======== Supplied data ========

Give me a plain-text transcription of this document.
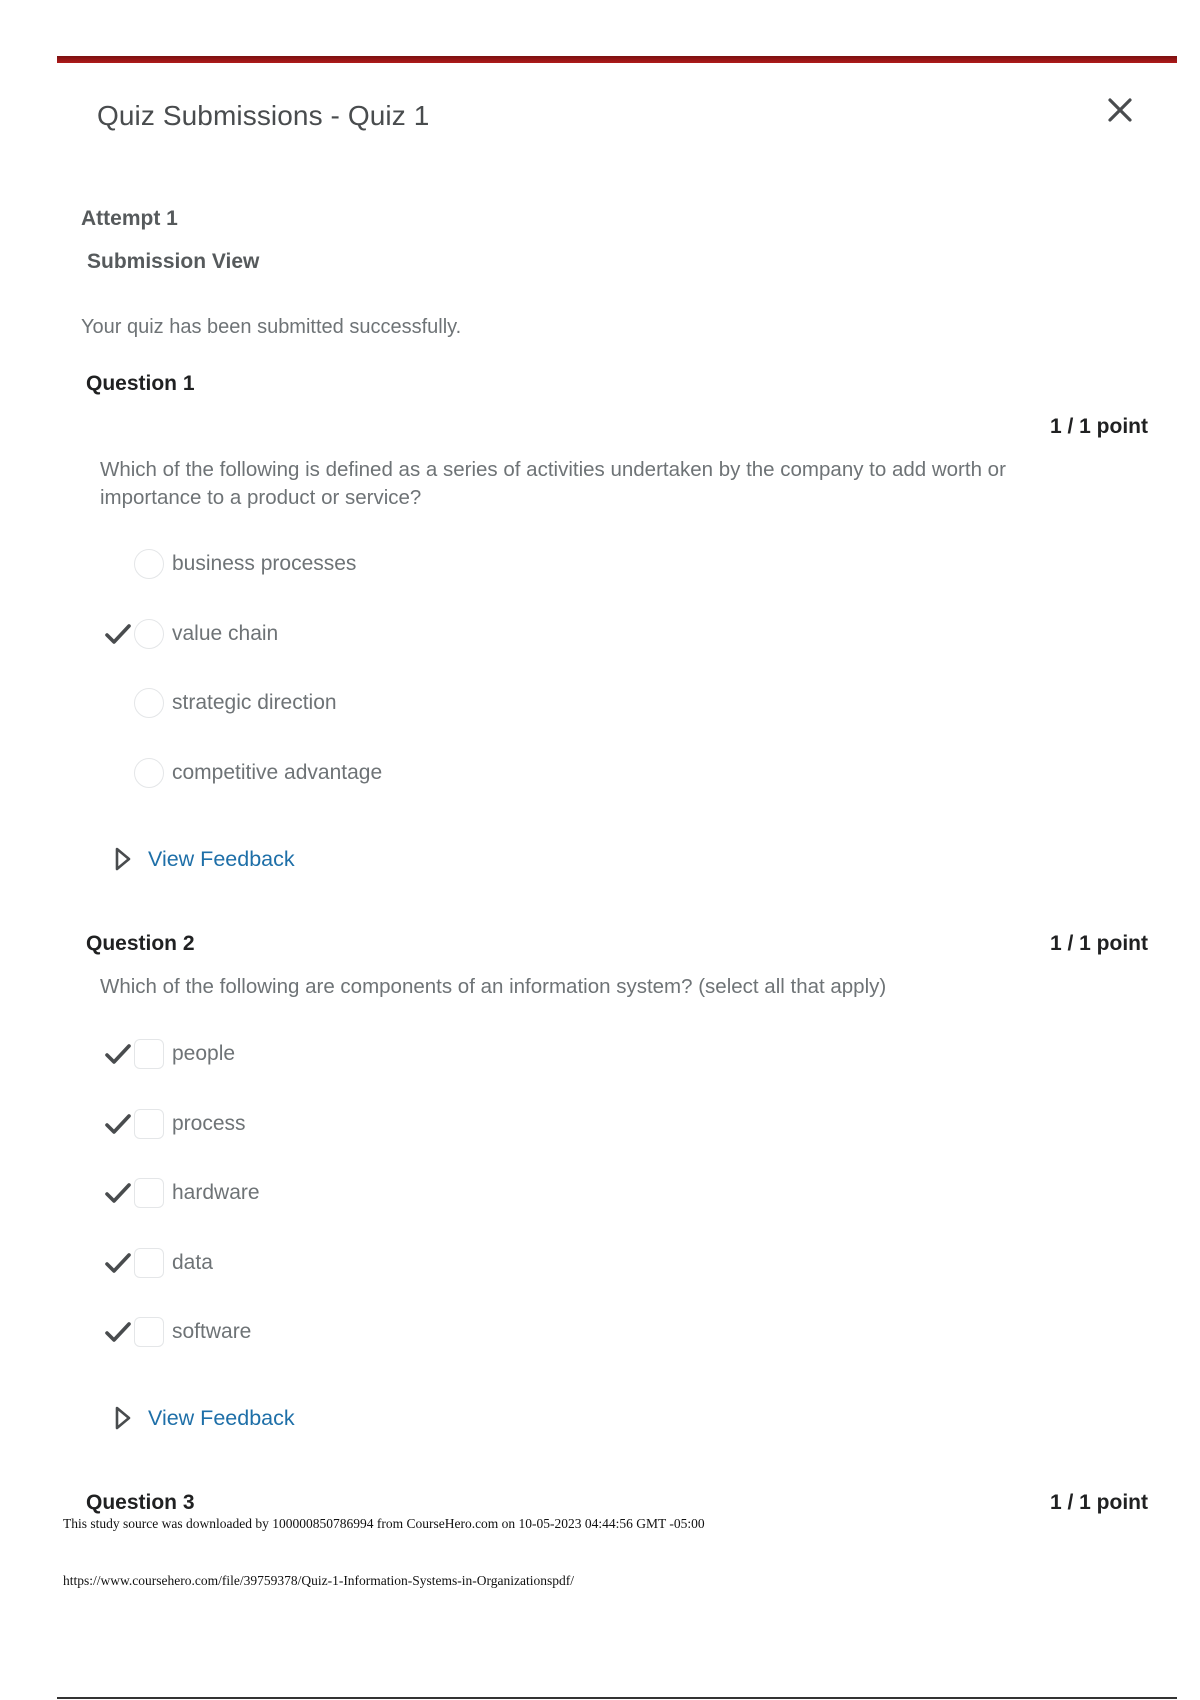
Quiz Submissions - Quiz 1
Attempt 1
Submission View
Your quiz has been submitted successfully.
Question 1
1 / 1 point
Which of the following is defined as a series of activities undertaken by the company to add worth or importance to a product or service?
business processes
value chain
strategic direction
competitive advantage
View Feedback
Question 2	1 / 1 point
Which of the following are components of an information system? (select all that apply)
people
process
hardware
data
software
View Feedback
Question 3	1 / 1 point
This study source was downloaded by 100000850786994 from CourseHero.com on 10-05-2023 04:44:56 GMT -05:00
https://www.coursehero.com/file/39759378/Quiz-1-Information-Systems-in-Organizationspdf/
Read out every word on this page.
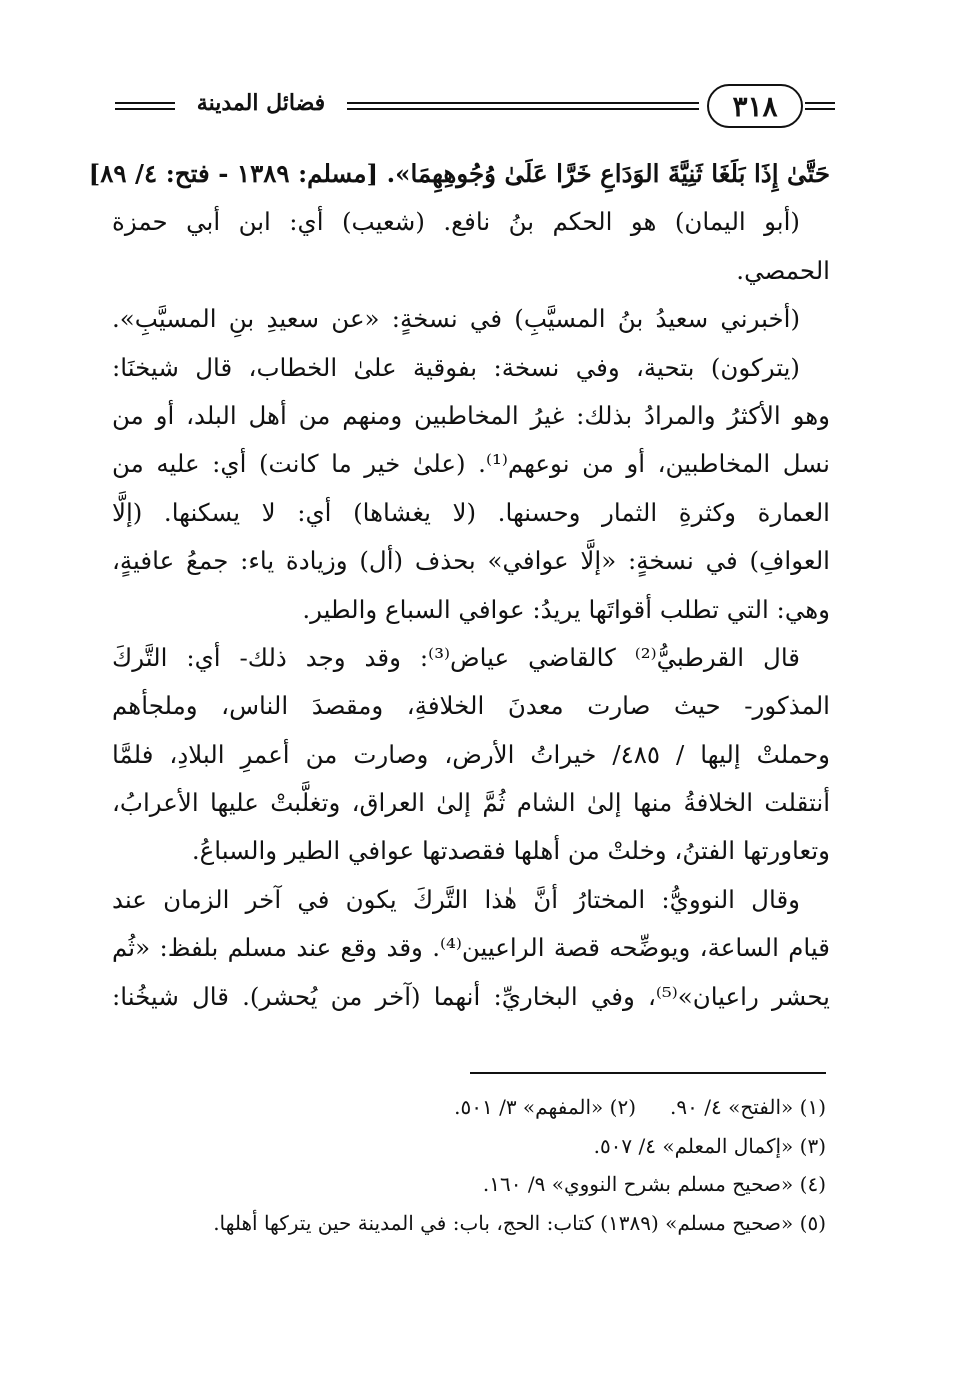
فضائل المدينة	٣١٨
حَتَّىٰ إِذَا بَلَغَا ثَنِيَّةَ الوَدَاعِ خَرَّا عَلَىٰ وُجُوهِهِمَا». [مسلم: ١٣٨٩ - فتح: ٤/ ٨٩]
(أبو اليمان) هو الحكم بنُ نافع. (شعيب) أي: ابن أبي حمزة
الحمصي.
(أخبرني سعيدُ بنُ المسيَّبِ) في نسخةٍ: «عن سعيدِ بنِ المسيَّبِ».
(يتركون) بتحية، وفي نسخة: بفوقية علىٰ الخطاب، قال شيخنَا:
وهو الأكثرُ والمرادُ بذلك: غيرُ المخاطبين ومنهم من أهل البلد، أو من
نسل المخاطبين، أو من نوعهم⁽¹⁾. (علىٰ خير ما كانت) أي: عليه من
العمارة وكثرةِ الثمار وحسنها. (لا يغشاها) أي: لا يسكنها. (إلَّا
العوافِ) في نسخةٍ: «إلَّا عوافي» بحذف (أل) وزيادة ياء: جمعُ عافيةٍ،
وهي: التي تطلب أقواتَها يريدُ: عوافي السباع والطير.
قال القرطبيُّ⁽²⁾ كالقاضي عياض⁽³⁾: وقد وجد ذلك- أي: التَّركَ
المذكور- حيث صارت معدنَ الخلافةِ، ومقصدَ الناس، وملجأهم
وحملتْ إليها / ٤٨٥/ خيراتُ الأرض، وصارت من أعمرِ البلادِ، فلمَّا
أنتقلت الخلافةُ منها إلىٰ الشام ثُمَّ إلىٰ العراق، وتغلَّبتْ عليها الأعرابُ،
وتعاورتها الفتنُ، وخلتْ من أهلها فقصدتها عوافي الطير والسباعُ.
وقال النوويُّ: المختارُ أنَّ هٰذا التَّركَ يكون في آخر الزمان عند
قيام الساعة، ويوضِّحه قصة الراعيين⁽⁴⁾. وقد وقع عند مسلم بلفظ: «ثُم
يحشر راعيان»⁽⁵⁾، وفي البخاريِّ: أنهما (آخر من يُحشر). قال شيخُنا:
(١) «الفتح» ٤/ ٩٠.
(٢) «المفهم» ٣/ ٥٠١.
(٣) «إكمال المعلم» ٤/ ٥٠٧.
(٤) «صحيح مسلم بشرح النووي» ٩/ ١٦٠.
(٥) «صحيح مسلم» (١٣٨٩) كتاب: الحج، باب: في المدينة حين يتركها أهلها.
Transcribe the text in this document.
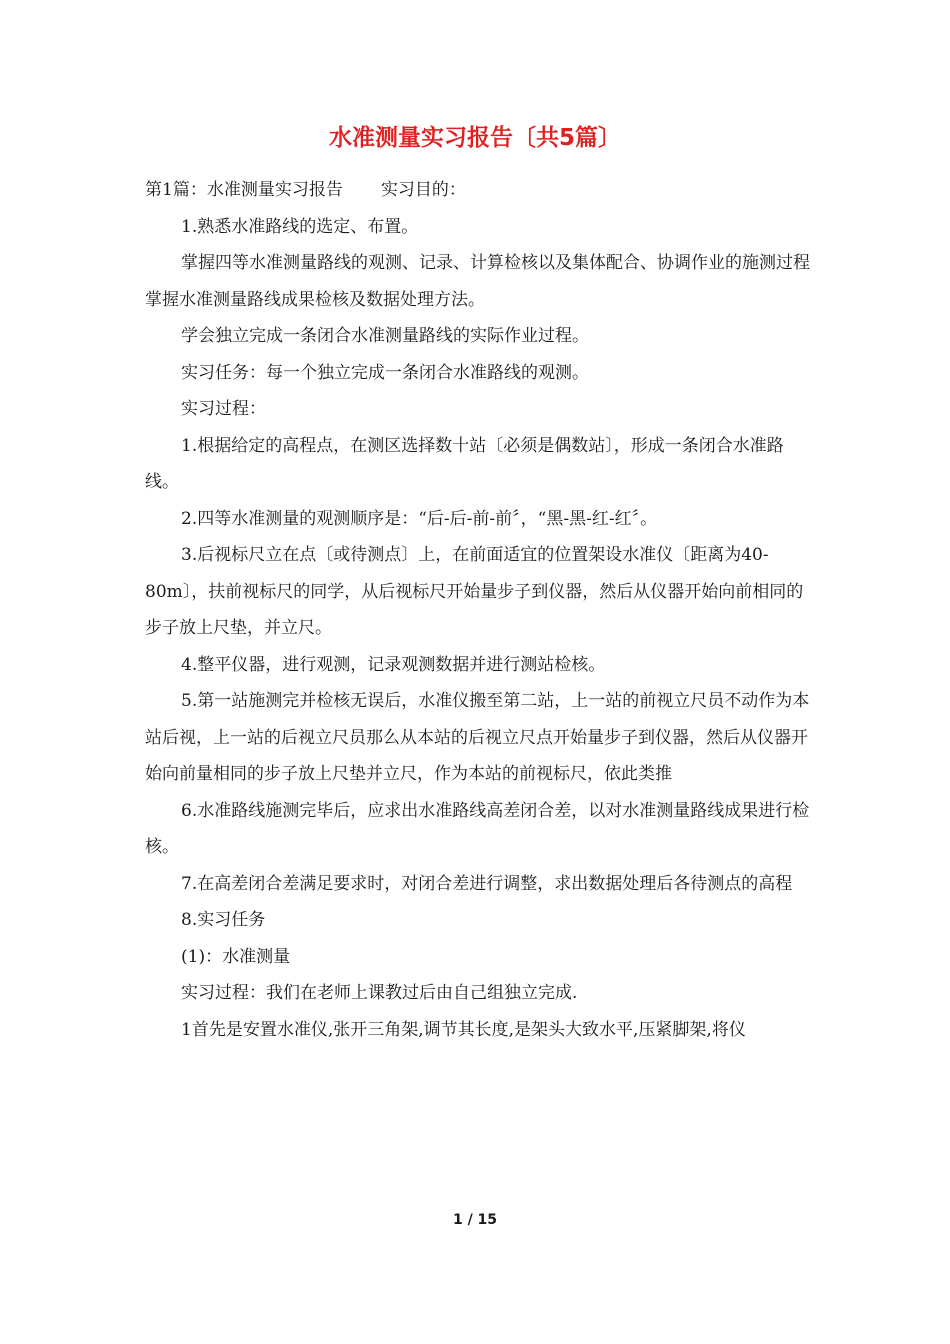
水准测量实习报告〔共5篇〕

第1篇：水准测量实习报告 实习目的：

1.熟悉水准路线的选定、布置。

掌握四等水准测量路线的观测、记录、计算检核以及集体配合、协调作业的施测过程掌握水准测量路线成果检核及数据处理方法。

学会独立完成一条闭合水准测量路线的实际作业过程。

实习任务：每一个独立完成一条闭合水准路线的观测。

实习过程：

1.根据给定的高程点，在测区选择数十站〔必须是偶数站〕，形成一条闭合水准路线。

2.四等水准测量的观测顺序是：“后-后-前-前〞，“黑-黑-红-红〞。

3.后视标尺立在点〔或待测点〕上，在前面适宜的位置架设水准仪〔距离为40-80m〕，扶前视标尺的同学，从后视标尺开始量步子到仪器，然后从仪器开始向前相同的步子放上尺垫，并立尺。

4.整平仪器，进行观测，记录观测数据并进行测站检核。

5.第一站施测完并检核无误后，水准仪搬至第二站，上一站的前视立尺员不动作为本站后视，上一站的后视立尺员那么从本站的后视立尺点开始量步子到仪器，然后从仪器开始向前量相同的步子放上尺垫并立尺，作为本站的前视标尺，依此类推

6.水准路线施测完毕后，应求出水准路线高差闭合差，以对水准测量路线成果进行检核。

7.在高差闭合差满足要求时，对闭合差进行调整，求出数据处理后各待测点的高程

8.实习任务

(1)：水准测量

实习过程：我们在老师上课教过后由自己组独立完成.

1首先是安置水准仪,张开三角架,调节其长度,是架头大致水平,压紧脚架,将仪

1 / 15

========

Work to complete: Quote the material in full and exactly; do not carry over its pictures.

Task solution:
Give me a plain-text transcription of this document.
Quiz Submissions - Quiz 1
Attempt 1
Submission View
Your quiz has been submitted successfully.
Question 1
1 / 1 point
Which of the following is defined as a series of activities undertaken by the company to add worth or importance to a product or service?
business processes
value chain
strategic direction
competitive advantage
View Feedback
Question 2	1 / 1 point
Which of the following are components of an information system? (select all that apply)
people
process
hardware
data
software
View Feedback
Question 3	1 / 1 point
This study source was downloaded by 100000850786994 from CourseHero.com on 10-05-2023 04:44:56 GMT -05:00
https://www.coursehero.com/file/39759378/Quiz-1-Information-Systems-in-Organizationspdf/
Read out every word on this page.
فضائل المدينة	٣١٨
حَتَّىٰ إِذَا بَلَغَا ثَنِيَّةَ الوَدَاعِ خَرَّا عَلَىٰ وُجُوهِهِمَا». [مسلم: ١٣٨٩ - فتح: ٤/ ٨٩]
(أبو اليمان) هو الحكم بنُ نافع. (شعيب) أي: ابن أبي حمزة
الحمصي.
(أخبرني سعيدُ بنُ المسيَّبِ) في نسخةٍ: «عن سعيدِ بنِ المسيَّبِ».
(يتركون) بتحية، وفي نسخة: بفوقية علىٰ الخطاب، قال شيخنَا:
وهو الأكثرُ والمرادُ بذلك: غيرُ المخاطبين ومنهم من أهل البلد، أو من
نسل المخاطبين، أو من نوعهم⁽¹⁾. (علىٰ خير ما كانت) أي: عليه من
العمارة وكثرةِ الثمار وحسنها. (لا يغشاها) أي: لا يسكنها. (إلَّا
العوافِ) في نسخةٍ: «إلَّا عوافي» بحذف (أل) وزيادة ياء: جمعُ عافيةٍ،
وهي: التي تطلب أقواتَها يريدُ: عوافي السباع والطير.
قال القرطبيُّ⁽²⁾ كالقاضي عياض⁽³⁾: وقد وجد ذلك- أي: التَّركَ
المذكور- حيث صارت معدنَ الخلافةِ، ومقصدَ الناس، وملجأهم
وحملتْ إليها / ٤٨٥/ خيراتُ الأرض، وصارت من أعمرِ البلادِ، فلمَّا
أنتقلت الخلافةُ منها إلىٰ الشام ثُمَّ إلىٰ العراق، وتغلَّبتْ عليها الأعرابُ،
وتعاورتها الفتنُ، وخلتْ من أهلها فقصدتها عوافي الطير والسباعُ.
وقال النوويُّ: المختارُ أنَّ هٰذا التَّركَ يكون في آخر الزمان عند
قيام الساعة، ويوضِّحه قصة الراعيين⁽⁴⁾. وقد وقع عند مسلم بلفظ: «ثُم
يحشر راعيان»⁽⁵⁾، وفي البخاريِّ: أنهما (آخر من يُحشر). قال شيخُنا:
(١) «الفتح» ٤/ ٩٠.
(٢) «المفهم» ٣/ ٥٠١.
(٣) «إكمال المعلم» ٤/ ٥٠٧.
(٤) «صحيح مسلم بشرح النووي» ٩/ ١٦٠.
(٥) «صحيح مسلم» (١٣٨٩) كتاب: الحج، باب: في المدينة حين يتركها أهلها.
Transcribe the text in this document.
水准测量实习报告〔共5篇〕

第1篇：水准测量实习报告 实习目的：

1.熟悉水准路线的选定、布置。

掌握四等水准测量路线的观测、记录、计算检核以及集体配合、协调作业的施测过程掌握水准测量路线成果检核及数据处理方法。

学会独立完成一条闭合水准测量路线的实际作业过程。

实习任务：每一个独立完成一条闭合水准路线的观测。

实习过程：

1.根据给定的高程点，在测区选择数十站〔必须是偶数站〕，形成一条闭合水准路线。

2.四等水准测量的观测顺序是：“后-后-前-前〞，“黑-黑-红-红〞。

3.后视标尺立在点〔或待测点〕上，在前面适宜的位置架设水准仪〔距离为40-80m〕，扶前视标尺的同学，从后视标尺开始量步子到仪器，然后从仪器开始向前相同的步子放上尺垫，并立尺。

4.整平仪器，进行观测，记录观测数据并进行测站检核。

5.第一站施测完并检核无误后，水准仪搬至第二站，上一站的前视立尺员不动作为本站后视，上一站的后视立尺员那么从本站的后视立尺点开始量步子到仪器，然后从仪器开始向前量相同的步子放上尺垫并立尺，作为本站的前视标尺，依此类推

6.水准路线施测完毕后，应求出水准路线高差闭合差，以对水准测量路线成果进行检核。

7.在高差闭合差满足要求时，对闭合差进行调整，求出数据处理后各待测点的高程

8.实习任务

(1)：水准测量

实习过程：我们在老师上课教过后由自己组独立完成.

1首先是安置水准仪,张开三角架,调节其长度,是架头大致水平,压紧脚架,将仪

1 / 15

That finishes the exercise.